* SELECTED EXTRACT:
No Way out of the Debt Crisis
By Claus Peter Ortlieb
[This article published in Konkret 11/12 is translated abridged from the German on the Internet, http://www.exit-online.org/druck.php?tabelle=autoren&posnr=511.]
The austerity dictate prescribed for the euro-zone will only intensify the crisis that should be combated. This is increasingly clear. National economies under the thumb of the “troika” (the International Monetary Fund, the European Central Bank and the European Commission) are carrying out the austerity conditions to the collapse of domestic demand. The triggered or intensified recession makes unemployment rise which necessitates greater social spending while the gross domestic product (GDP) and tax revenues simultaneously decline. As a result, the indicators of state indebtedness, the debt state and the new indebtedness as a percentage of the declining GDP, worsen. The “troika” causes this. On account of its criteria, the troika cannot do anything but tighten the thumbscrew and intensify the austerity conditions which forces down domestic demand again.
This spiral of savings, recession, greater savings and even sharper recession is known from the 1930s in Germany under the slogan “Bruning emergency order” and in the USW where the government of President Hoover followed a similar course. The depression event at that time can be observed now in Southern European crisis countries: an unemployment rate around 25 percent while youth unemployment is at 50 percent. There is one distinction. While governments ruined their own national economies in the 1930s, this job is done in the euro-zone by the German government with the consequences that only the German economy still grows a little while the euro-zone as a whole shrivels economically.
As everyone knows, Keynesianism arose in the 1930s as a reaction to the worldwide economic crisis and the crisis-intensifying economic policy at that time. Its advocates led by Nobel Prize winner Paul Krugman are bewildered about the austerity policy propagated by German politics (cf. the article by Justin Monday in Konkret 8/12). To Krugman, the increasing “ideological blindness” of German politicians can only be explained by their belief “that hard times must be the necessary punishment for earlier excesses.” That the hard times and excesses do not concern the same people is overlooked by Krugman. Economic programs are promoted as an alternative to the austerity policy. “Today governments must spend more money and not less until the private sector can again support the upswing.” Outside Europe, such an economic policy is now actually followed by the US government, the Federal Reserve and China.
The crisis is not as simple as Krugman describes. Keynesianism economic policy assumes that the private sector sill be able to support the upswing some time or other as the famous bottomless barrel. But this presupposition has not been fulfilled for a long while. For more than thirty years, the world economy has only been kept going through (state and private) contracting debts. Keynesianism already broke down in the 1970s when the economic programs now demanded again only led to double-digit inflation rates and were not able to trigger a self-sustaining capital accumulation.
As everybody knows, Keynesianism, was replaced by neoliberalism that contrary to its own monetarist doctrine pursued everything other than a policy of a stable money supply. Rather the state indebtedness was speeded up (as through the excessive armament Keynesianism of US President Reagan) and the deregulation of the financial sector expanding the possibilities for money creation out of credit. Inflation disappeared by shifting massive sums of money from mass consumption and the real economy into the financial sector, more exactly from consumer goods to the stock- and real estate markets (asset inflation), a very desirable effect.
For example, the Dow Jones Index rose by a factor of 7 adjusted for inflation from 1982 to 2000. There were similar phenomena on the real estate markets where price increases on houses bought on credit were used to finance the consumption of their owners until the bubbles finally burst.

* WRITTEN EXERCISE: Name every institution that the article on the debt crisis counts as part of the "troika". You won't need the listing for this work.

* SOURCE MATERIAL:
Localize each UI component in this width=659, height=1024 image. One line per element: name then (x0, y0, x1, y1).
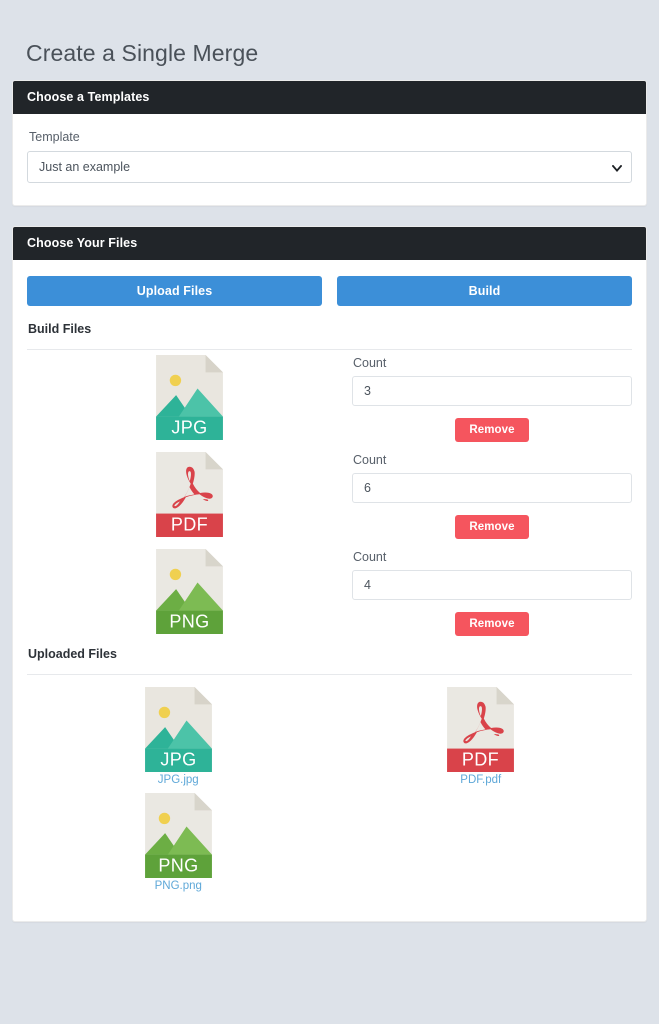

* THE OUTPUT: The International Monetary Fund, the European Central Bank and the European Commission.